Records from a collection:
☆ ☆ ☆ ☆

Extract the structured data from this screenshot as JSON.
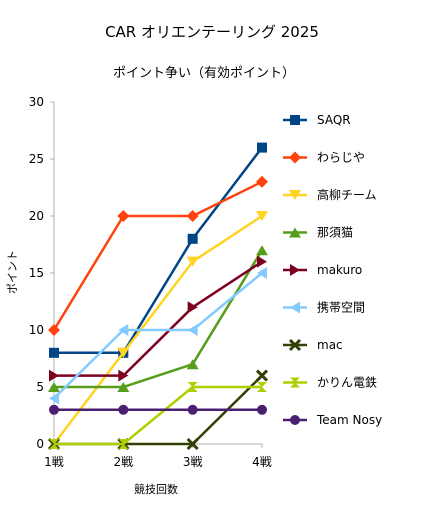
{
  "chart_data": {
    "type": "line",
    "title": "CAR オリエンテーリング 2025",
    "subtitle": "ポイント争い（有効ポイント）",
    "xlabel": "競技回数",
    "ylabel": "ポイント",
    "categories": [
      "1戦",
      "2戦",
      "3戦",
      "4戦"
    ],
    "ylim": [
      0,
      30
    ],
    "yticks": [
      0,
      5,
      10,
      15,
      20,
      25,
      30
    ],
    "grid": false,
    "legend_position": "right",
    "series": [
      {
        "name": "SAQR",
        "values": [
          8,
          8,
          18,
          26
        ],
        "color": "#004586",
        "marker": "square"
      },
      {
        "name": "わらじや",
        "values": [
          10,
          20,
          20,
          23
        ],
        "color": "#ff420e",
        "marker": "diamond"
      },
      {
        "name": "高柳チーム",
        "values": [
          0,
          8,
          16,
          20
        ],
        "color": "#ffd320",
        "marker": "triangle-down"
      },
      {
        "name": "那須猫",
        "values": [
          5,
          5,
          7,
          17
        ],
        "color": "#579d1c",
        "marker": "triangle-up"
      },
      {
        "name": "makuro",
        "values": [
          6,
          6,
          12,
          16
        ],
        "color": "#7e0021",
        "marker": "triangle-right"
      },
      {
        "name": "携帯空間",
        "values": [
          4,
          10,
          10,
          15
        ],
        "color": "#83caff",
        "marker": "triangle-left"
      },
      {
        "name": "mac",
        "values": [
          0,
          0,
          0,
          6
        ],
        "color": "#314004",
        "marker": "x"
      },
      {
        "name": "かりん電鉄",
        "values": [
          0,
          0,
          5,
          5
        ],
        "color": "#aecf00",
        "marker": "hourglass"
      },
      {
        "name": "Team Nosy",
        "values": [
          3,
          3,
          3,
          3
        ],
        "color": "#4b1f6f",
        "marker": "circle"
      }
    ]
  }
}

☆ ☆ ☆ ☆

▸ **Instruction**: Reproduce every line of the material precisely, omitting its pictures.

▸ **Written answer**:
Extract the structured data from this screenshot as JSON.
{
  "chart_data": {
    "type": "line",
    "title": "CAR オリエンテーリング 2025",
    "subtitle": "ポイント争い（有効ポイント）",
    "xlabel": "競技回数",
    "ylabel": "ポイント",
    "categories": [
      "1戦",
      "2戦",
      "3戦",
      "4戦"
    ],
    "ylim": [
      0,
      30
    ],
    "yticks": [
      0,
      5,
      10,
      15,
      20,
      25,
      30
    ],
    "grid": false,
    "legend_position": "right",
    "series": [
      {
        "name": "SAQR",
        "values": [
          8,
          8,
          18,
          26
        ],
        "color": "#004586",
        "marker": "square"
      },
      {
        "name": "わらじや",
        "values": [
          10,
          20,
          20,
          23
        ],
        "color": "#ff420e",
        "marker": "diamond"
      },
      {
        "name": "高柳チーム",
        "values": [
          0,
          8,
          16,
          20
        ],
        "color": "#ffd320",
        "marker": "triangle-down"
      },
      {
        "name": "那須猫",
        "values": [
          5,
          5,
          7,
          17
        ],
        "color": "#579d1c",
        "marker": "triangle-up"
      },
      {
        "name": "makuro",
        "values": [
          6,
          6,
          12,
          16
        ],
        "color": "#7e0021",
        "marker": "triangle-right"
      },
      {
        "name": "携帯空間",
        "values": [
          4,
          10,
          10,
          15
        ],
        "color": "#83caff",
        "marker": "triangle-left"
      },
      {
        "name": "mac",
        "values": [
          0,
          0,
          0,
          6
        ],
        "color": "#314004",
        "marker": "x"
      },
      {
        "name": "かりん電鉄",
        "values": [
          0,
          0,
          5,
          5
        ],
        "color": "#aecf00",
        "marker": "hourglass"
      },
      {
        "name": "Team Nosy",
        "values": [
          3,
          3,
          3,
          3
        ],
        "color": "#4b1f6f",
        "marker": "circle"
      }
    ]
  }
}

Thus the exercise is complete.